**Task statement:** Put each line of the records below into a Markdown table with two columns, Row and Line, numbering the rows and skipping any blank lines. Leave the pictures out of the table.

★ ★ ★

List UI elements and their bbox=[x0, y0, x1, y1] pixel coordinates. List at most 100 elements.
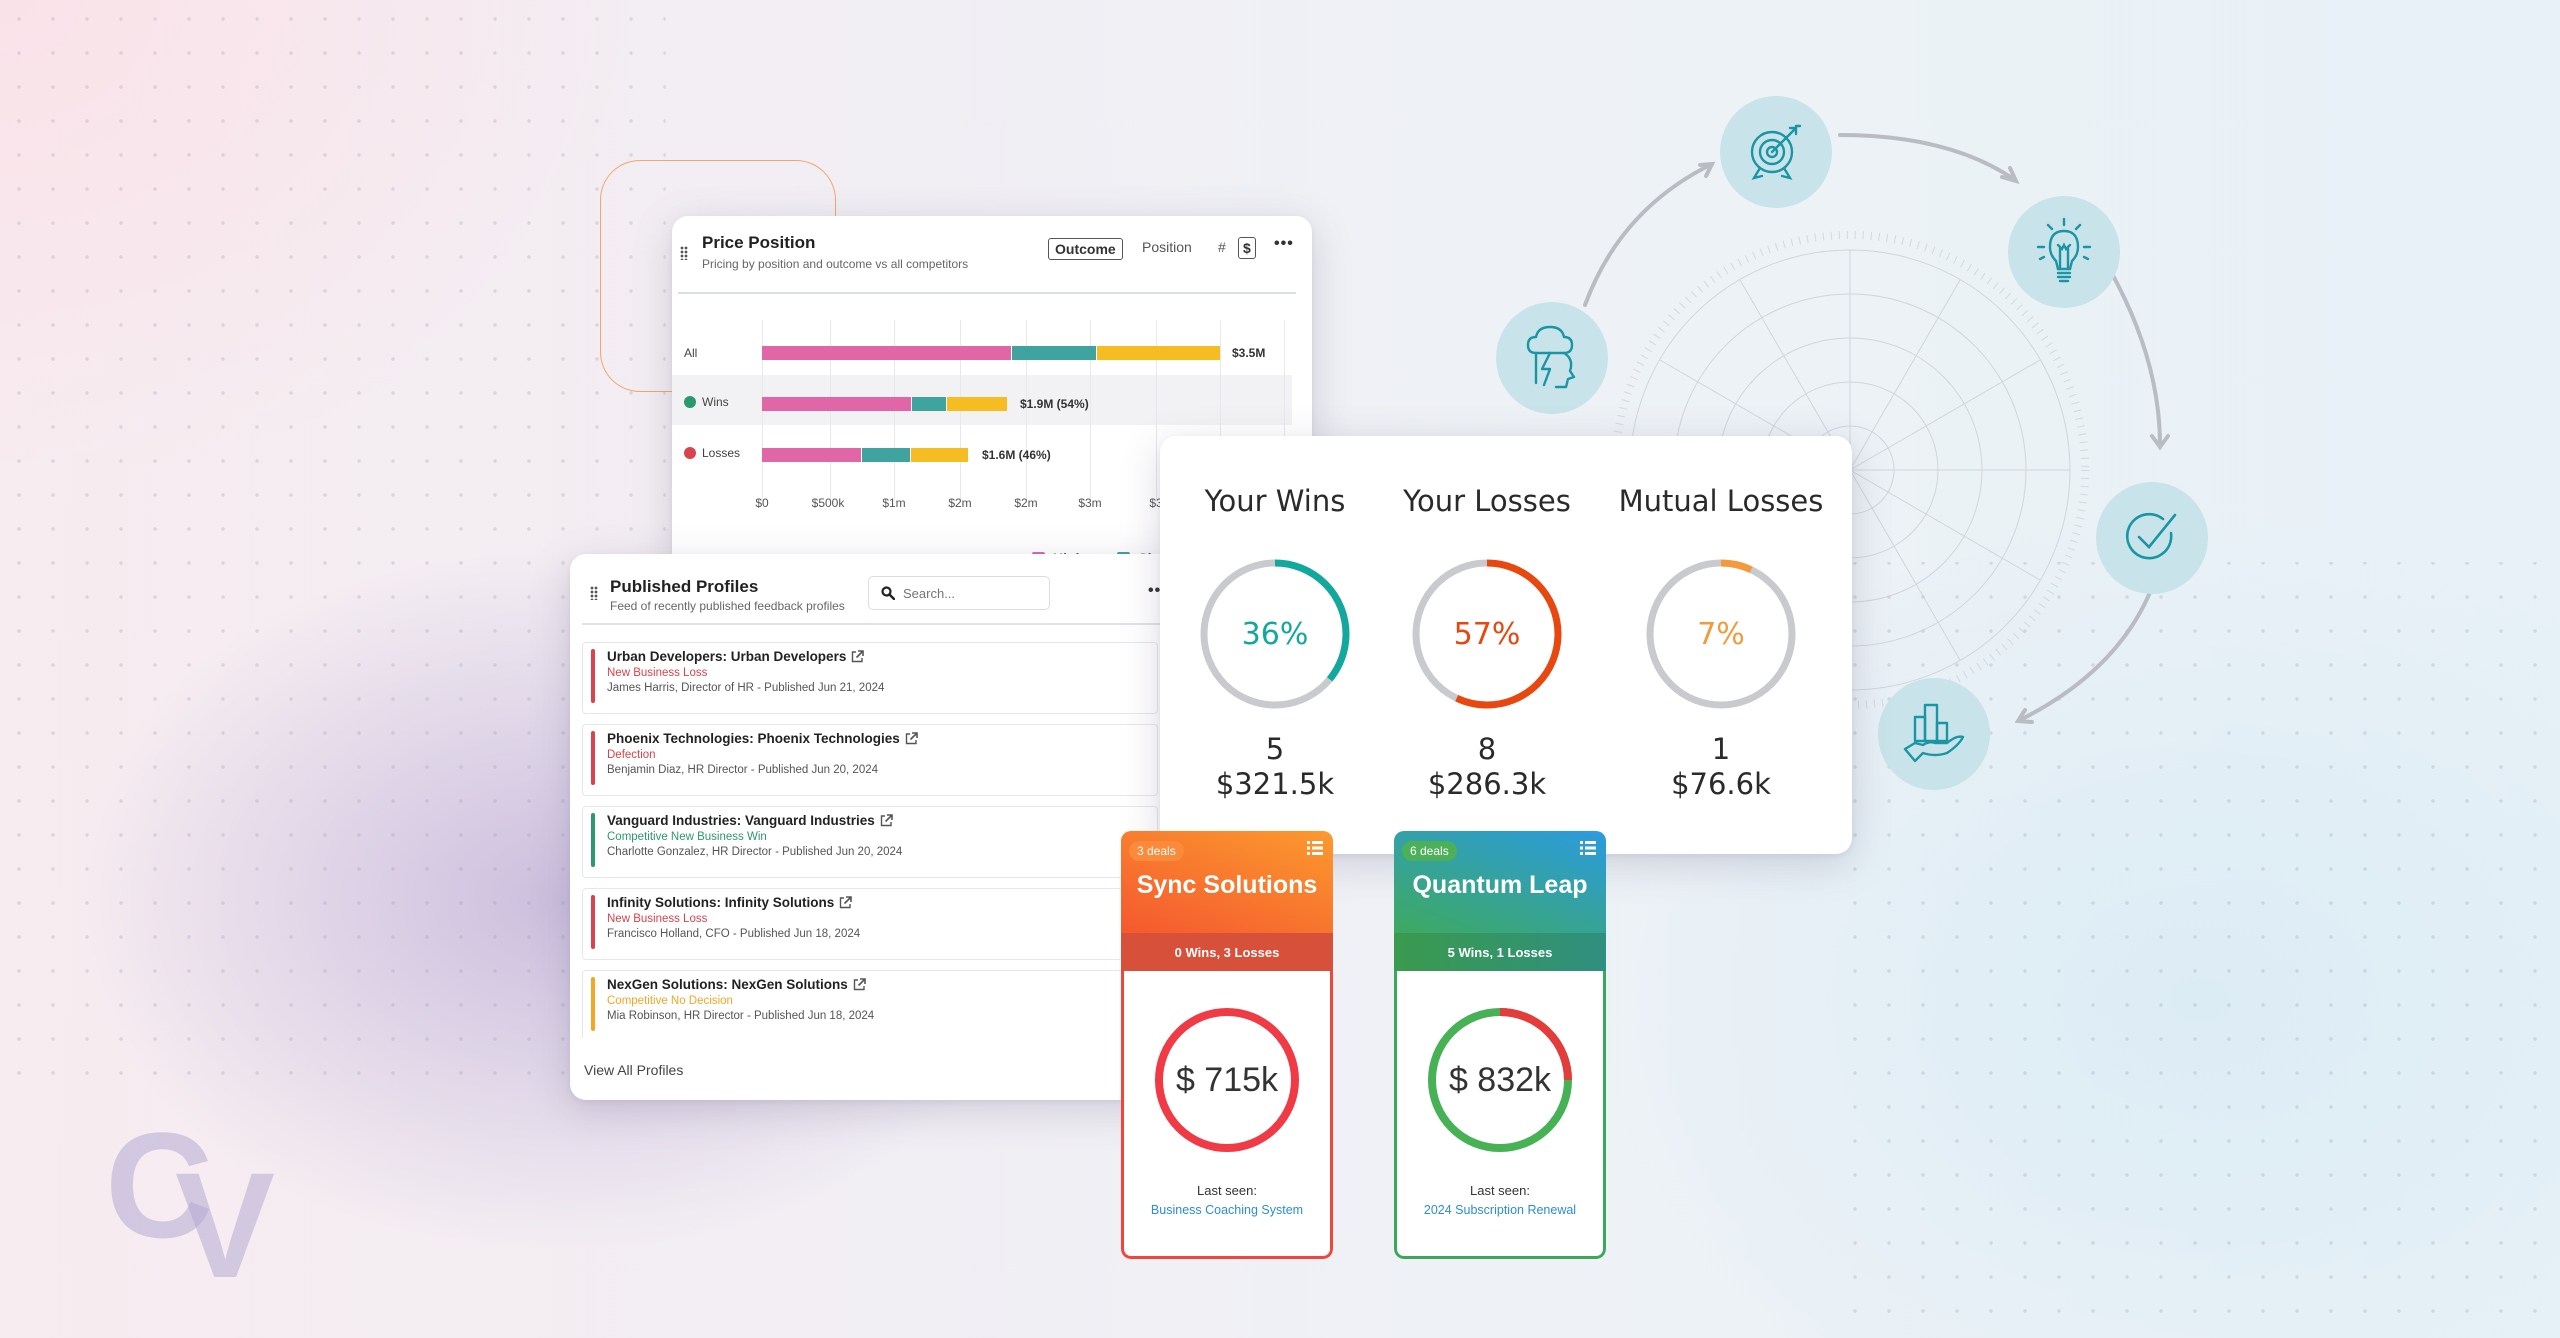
target-icon bbox=[1750, 124, 1802, 180]
toggle-position[interactable]: Position bbox=[1142, 239, 1192, 255]
profile-name[interactable]: NexGen Solutions: NexGen Solutions bbox=[607, 977, 848, 992]
list-item[interactable]: Infinity Solutions: Infinity Solutions N… bbox=[582, 888, 1158, 960]
card-title: Price Position bbox=[702, 233, 816, 252]
donut-chart: $ 715k bbox=[1152, 1005, 1302, 1155]
external-link-icon[interactable] bbox=[880, 814, 893, 827]
list-item[interactable]: Vanguard Industries: Vanguard Industries… bbox=[582, 806, 1158, 878]
list-icon[interactable] bbox=[1580, 841, 1596, 855]
bar-all[interactable] bbox=[762, 346, 1220, 360]
profile-meta: Benjamin Diaz, HR Director - Published J… bbox=[607, 764, 879, 776]
view-all-profiles-link[interactable]: View All Profiles bbox=[584, 1062, 684, 1078]
profile-type: New Business Loss bbox=[607, 913, 708, 925]
list-item[interactable]: Phoenix Technologies: Phoenix Technologi… bbox=[582, 724, 1158, 796]
success-node bbox=[2096, 482, 2208, 594]
external-link-icon[interactable] bbox=[905, 732, 918, 745]
card-subtitle: Feed of recently published feedback prof… bbox=[610, 599, 845, 613]
stat-label: Your Losses bbox=[1403, 484, 1571, 518]
stat-mutual-losses: Mutual Losses 7% 1 $76.6k bbox=[1606, 484, 1836, 802]
external-link-icon[interactable] bbox=[853, 978, 866, 991]
stat-count: 1 bbox=[1711, 732, 1731, 766]
divider bbox=[678, 292, 1296, 294]
bar-wins[interactable] bbox=[762, 397, 1007, 411]
win-loss-stats-card: Your Wins 36% 5 $321.5k Your Losses 57% … bbox=[1160, 436, 1852, 854]
toggle-dollar[interactable]: $ bbox=[1238, 237, 1256, 259]
stat-amount: $76.6k bbox=[1671, 767, 1771, 801]
drag-handle-icon[interactable] bbox=[680, 246, 688, 260]
profiles-list: Urban Developers: Urban Developers New B… bbox=[582, 642, 1158, 1038]
last-seen-label: Last seen: bbox=[1470, 1183, 1530, 1198]
toggle-outcome[interactable]: Outcome bbox=[1048, 238, 1123, 260]
x-tick: $2m bbox=[948, 496, 972, 510]
stat-your-losses: Your Losses 57% 8 $286.3k bbox=[1372, 484, 1602, 802]
lightbulb-icon bbox=[2036, 217, 2092, 283]
more-menu-button[interactable]: ••• bbox=[1274, 235, 1294, 252]
external-link-icon[interactable] bbox=[839, 896, 853, 909]
profile-meta: Charlotte Gonzalez, HR Director - Publis… bbox=[607, 846, 903, 858]
target-node bbox=[1720, 96, 1832, 208]
donut-chart: $ 832k bbox=[1425, 1005, 1575, 1155]
stat-count: 8 bbox=[1477, 732, 1497, 766]
stat-label: Your Wins bbox=[1204, 484, 1346, 518]
card-subtitle: Pricing by position and outcome vs all c… bbox=[702, 257, 969, 271]
growth-node bbox=[1878, 678, 1990, 790]
profile-name[interactable]: Vanguard Industries: Vanguard Industries bbox=[607, 813, 875, 828]
toggle-count[interactable]: # bbox=[1218, 239, 1226, 255]
gridline bbox=[1284, 320, 1285, 500]
list-icon[interactable] bbox=[1307, 841, 1323, 855]
bar-value-label: $3.5M bbox=[1232, 346, 1266, 360]
brainstorm-icon bbox=[1526, 325, 1576, 389]
stat-label: Mutual Losses bbox=[1618, 484, 1824, 518]
row-label-losses: Losses bbox=[684, 446, 740, 460]
row-label-wins: Wins bbox=[684, 395, 729, 409]
stat-count: 5 bbox=[1265, 732, 1285, 766]
status-bar bbox=[591, 895, 595, 949]
profile-name[interactable]: Infinity Solutions: Infinity Solutions bbox=[607, 895, 835, 910]
losses-dot-icon bbox=[684, 447, 696, 459]
competitor-name: Sync Solutions bbox=[1136, 871, 1318, 899]
gridline bbox=[1156, 320, 1157, 500]
profile-name[interactable]: Phoenix Technologies: Phoenix Technologi… bbox=[607, 731, 900, 746]
brainstorm-node bbox=[1496, 302, 1608, 414]
competitor-amount: $ 715k bbox=[1175, 1060, 1279, 1099]
competitor-card-sync-solutions[interactable]: 3 deals Sync Solutions 0 Wins, 3 Losses … bbox=[1121, 831, 1333, 1259]
bar-losses[interactable] bbox=[762, 448, 968, 462]
drag-handle-icon[interactable] bbox=[590, 586, 598, 600]
published-profiles-card: Published Profiles Feed of recently publ… bbox=[570, 554, 1190, 1100]
x-tick: $0 bbox=[755, 496, 769, 510]
profile-type: Defection bbox=[607, 749, 656, 761]
idea-node bbox=[2008, 196, 2120, 308]
profile-name[interactable]: Urban Developers: Urban Developers bbox=[607, 649, 847, 664]
search-box[interactable] bbox=[868, 576, 1050, 610]
row-label-all: All bbox=[684, 346, 698, 360]
x-tick: $3 bbox=[1149, 496, 1163, 510]
card-title: Published Profiles bbox=[610, 577, 759, 596]
external-link-icon[interactable] bbox=[851, 650, 865, 663]
list-item[interactable]: NexGen Solutions: NexGen Solutions Compe… bbox=[582, 970, 1158, 1038]
divider bbox=[582, 623, 1176, 625]
last-seen-deal-link[interactable]: 2024 Subscription Renewal bbox=[1423, 1203, 1577, 1217]
status-bar bbox=[591, 649, 595, 703]
search-input[interactable] bbox=[903, 585, 1033, 601]
stat-percent: 7% bbox=[1697, 616, 1745, 652]
check-circle-icon bbox=[2125, 512, 2177, 560]
wins-dot-icon bbox=[684, 396, 696, 408]
competitor-card-quantum-leap[interactable]: 6 deals Quantum Leap 5 Wins, 1 Losses $ … bbox=[1394, 831, 1606, 1259]
stat-amount: $321.5k bbox=[1215, 767, 1335, 801]
x-tick: $500k bbox=[811, 496, 845, 510]
competitor-name: Quantum Leap bbox=[1412, 871, 1588, 899]
profile-meta: James Harris, Director of HR - Published… bbox=[607, 682, 885, 694]
competitor-amount: $ 832k bbox=[1448, 1060, 1552, 1099]
status-bar bbox=[591, 813, 595, 867]
stat-percent: 36% bbox=[1241, 616, 1309, 652]
donut-chart: 36% bbox=[1199, 558, 1351, 710]
hand-chart-icon bbox=[1903, 703, 1965, 763]
stat-percent: 57% bbox=[1453, 616, 1521, 652]
stat-your-wins: Your Wins 36% 5 $321.5k bbox=[1160, 484, 1390, 802]
last-seen-deal-link[interactable]: Business Coaching System bbox=[1150, 1203, 1304, 1217]
donut-chart: 7% bbox=[1645, 558, 1797, 710]
bar-value-label: $1.6M (46%) bbox=[982, 448, 1051, 462]
list-item[interactable]: Urban Developers: Urban Developers New B… bbox=[582, 642, 1158, 714]
x-tick: $1m bbox=[882, 496, 906, 510]
deals-badge: 3 deals bbox=[1129, 841, 1184, 861]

★ ★ ★

**Expected answer:**
| Row | Line |
|---|---|
| 1 | List UI elements and their bbox=[x0, y0, x1, y1] pixel coordinates. List at most 100 elements. |
| 2 | target-icon bbox=[1750, 124, 1802, 180] |
| 3 | toggle-position[interactable]: Position bbox=[1142, 239, 1192, 255] |
| 4 | profile-name[interactable]: NexGen Solutions: NexGen Solutions bbox=[607, 977, 848, 992] |
| 5 | list-item[interactable]: Infinity Solutions: Infinity Solutions N… bbox=[582, 888, 1158, 960] |
| 6 | card-title: Price Position bbox=[702, 233, 816, 252] |
| 7 | donut-chart: $ 715k bbox=[1152, 1005, 1302, 1155] |
| 8 | external-link-icon[interactable] bbox=[880, 814, 893, 827] |
| 9 | list-item[interactable]: Vanguard Industries: Vanguard Industries… bbox=[582, 806, 1158, 878] |
| 10 | list-icon[interactable] bbox=[1580, 841, 1596, 855] |
| 11 | bar-all[interactable] bbox=[762, 346, 1220, 360] |
| 12 | profile-meta: Benjamin Diaz, HR Director - Published J… bbox=[607, 764, 879, 776] |
| 13 | view-all-profiles-link[interactable]: View All Profiles bbox=[584, 1062, 684, 1078] |
| 14 | profile-type: New Business Loss bbox=[607, 913, 708, 925] |
| 15 | list-item[interactable]: Phoenix Technologies: Phoenix Technologi… bbox=[582, 724, 1158, 796] |
| 16 | success-node bbox=[2096, 482, 2208, 594] |
| 17 | external-link-icon[interactable] bbox=[905, 732, 918, 745] |
| 18 | card-subtitle: Feed of recently published feedback prof… bbox=[610, 599, 845, 613] |
| 19 | stat-label: Your Losses bbox=[1403, 484, 1571, 518] |
| 20 | stat-mutual-losses: Mutual Losses 7% 1 $76.6k bbox=[1606, 484, 1836, 802] |
| 21 | external-link-icon[interactable] bbox=[853, 978, 866, 991] |
| 22 | stat-count: 1 bbox=[1711, 732, 1731, 766] |
| 23 | divider bbox=[678, 292, 1296, 294] |
| 24 | bar-wins[interactable] bbox=[762, 397, 1007, 411] |
| 25 | win-loss-stats-card: Your Wins 36% 5 $321.5k Your Losses 57% … bbox=[1160, 436, 1852, 854] |
| 26 | toggle-dollar[interactable]: $ bbox=[1238, 237, 1256, 259] |
| 27 | stat-amount: $76.6k bbox=[1671, 767, 1771, 801] |
| 28 | drag-handle-icon[interactable] bbox=[680, 246, 688, 260] |
| 29 | profiles-list: Urban Developers: Urban Developers New B… bbox=[582, 642, 1158, 1038] |
| 30 | last-seen-label: Last seen: bbox=[1470, 1183, 1530, 1198] |
| 31 | toggle-outcome[interactable]: Outcome bbox=[1048, 238, 1123, 260] |
| 32 | x-tick: $2m bbox=[948, 496, 972, 510] |
| 33 | stat-your-losses: Your Losses 57% 8 $286.3k bbox=[1372, 484, 1602, 802] |
| 34 | lightbulb-icon bbox=[2036, 217, 2092, 283] |
| 35 | more-menu-button[interactable]: ••• bbox=[1274, 235, 1294, 252] |
| 36 | external-link-icon[interactable] bbox=[839, 896, 853, 909] |
| 37 | profile-meta: Charlotte Gonzalez, HR Director - Publis… bbox=[607, 846, 903, 858] |
| 38 | target-node bbox=[1720, 96, 1832, 208] |
| 39 | donut-chart: $ 832k bbox=[1425, 1005, 1575, 1155] |
| 40 | stat-count: 8 bbox=[1477, 732, 1497, 766] |
| 41 | stat-label: Your Wins bbox=[1204, 484, 1346, 518] |
| 42 | card-subtitle: Pricing by position and outcome vs all c… bbox=[702, 257, 969, 271] |
| 43 | growth-node bbox=[1878, 678, 1990, 790] |
| 44 | profile-name[interactable]: Vanguard Industries: Vanguard Industries bbox=[607, 813, 875, 828] |
| 45 | toggle-count[interactable]: # bbox=[1218, 239, 1226, 255] |
| 46 | gridline bbox=[1284, 320, 1285, 500] |
| 47 | list-icon[interactable] bbox=[1307, 841, 1323, 855] |
| 48 | bar-value-label: $3.5M bbox=[1232, 346, 1266, 360] |
| 49 | brainstorm-icon bbox=[1526, 325, 1576, 389] |
| 50 | stat-label: Mutual Losses bbox=[1618, 484, 1824, 518] |
| 51 | row-label-losses: Losses bbox=[684, 446, 740, 460] |
| 52 | row-label-wins: Wins bbox=[684, 395, 729, 409] |
| 53 | stat-count: 5 bbox=[1265, 732, 1285, 766] |
| 54 | status-bar bbox=[591, 895, 595, 949] |
| 55 | profile-name[interactable]: Infinity Solutions: Infinity Solutions bbox=[607, 895, 835, 910] |
| 56 | losses-dot-icon bbox=[684, 447, 696, 459] |
| 57 | competitor-name: Sync Solutions bbox=[1136, 871, 1318, 899] |
| 58 | gridline bbox=[1156, 320, 1157, 500] |
| 59 | profile-name[interactable]: Phoenix Technologies: Phoenix Technologi… bbox=[607, 731, 900, 746] |
| 60 | brainstorm-node bbox=[1496, 302, 1608, 414] |
| 61 | competitor-amount: $ 715k bbox=[1175, 1060, 1279, 1099] |
| 62 | competitor-card-sync-solutions[interactable]: 3 deals Sync Solutions 0 Wins, 3 Losses … bbox=[1121, 831, 1333, 1259] |
| 63 | bar-losses[interactable] bbox=[762, 448, 968, 462] |
| 64 | drag-handle-icon[interactable] bbox=[590, 586, 598, 600] |
| 65 | published-profiles-card: Published Profiles Feed of recently publ… bbox=[570, 554, 1190, 1100] |
| 66 | x-tick: $0 bbox=[755, 496, 769, 510] |
| 67 | profile-type: Defection bbox=[607, 749, 656, 761] |
| 68 | idea-node bbox=[2008, 196, 2120, 308] |
| 69 | profile-name[interactable]: Urban Developers: Urban Developers bbox=[607, 649, 847, 664] |
| 70 | search-box[interactable] bbox=[868, 576, 1050, 610] |
| 71 | row-label-all: All bbox=[684, 346, 698, 360] |
| 72 | x-tick: $3 bbox=[1149, 496, 1163, 510] |
| 73 | card-title: Published Profiles bbox=[610, 577, 759, 596] |
| 74 | external-link-icon[interactable] bbox=[851, 650, 865, 663] |
| 75 | list-item[interactable]: NexGen Solutions: NexGen Solutions Compe… bbox=[582, 970, 1158, 1038] |
| 76 | divider bbox=[582, 623, 1176, 625] |
| 77 | last-seen-deal-link[interactable]: 2024 Subscription Renewal bbox=[1423, 1203, 1577, 1217] |
| 78 | status-bar bbox=[591, 649, 595, 703] |
| 79 | search-input[interactable] bbox=[903, 585, 1033, 601] |
| 80 | stat-percent: 7% bbox=[1697, 616, 1745, 652] |
| 81 | check-circle-icon bbox=[2125, 512, 2177, 560] |
| 82 | wins-dot-icon bbox=[684, 396, 696, 408] |
| 83 | competitor-card-quantum-leap[interactable]: 6 deals Quantum Leap 5 Wins, 1 Losses $ … bbox=[1394, 831, 1606, 1259] |
| 84 | stat-amount: $321.5k bbox=[1215, 767, 1335, 801] |
| 85 | x-tick: $500k bbox=[811, 496, 845, 510] |
| 86 | competitor-name: Quantum Leap bbox=[1412, 871, 1588, 899] |
| 87 | profile-meta: James Harris, Director of HR - Published… bbox=[607, 682, 885, 694] |
| 88 | competitor-amount: $ 832k bbox=[1448, 1060, 1552, 1099] |
| 89 | status-bar bbox=[591, 813, 595, 867] |
| 90 | stat-percent: 36% bbox=[1241, 616, 1309, 652] |
| 91 | donut-chart: 36% bbox=[1199, 558, 1351, 710] |
| 92 | hand-chart-icon bbox=[1903, 703, 1965, 763] |
| 93 | stat-percent: 57% bbox=[1453, 616, 1521, 652] |
| 94 | stat-your-wins: Your Wins 36% 5 $321.5k bbox=[1160, 484, 1390, 802] |
| 95 | last-seen-deal-link[interactable]: Business Coaching System bbox=[1150, 1203, 1304, 1217] |
| 96 | donut-chart: 7% bbox=[1645, 558, 1797, 710] |
| 97 | bar-value-label: $1.6M (46%) bbox=[982, 448, 1051, 462] |
| 98 | list-item[interactable]: Urban Developers: Urban Developers New B… bbox=[582, 642, 1158, 714] |
| 99 | x-tick: $1m bbox=[882, 496, 906, 510] |
| 100 | deals-badge: 3 deals bbox=[1129, 841, 1184, 861] |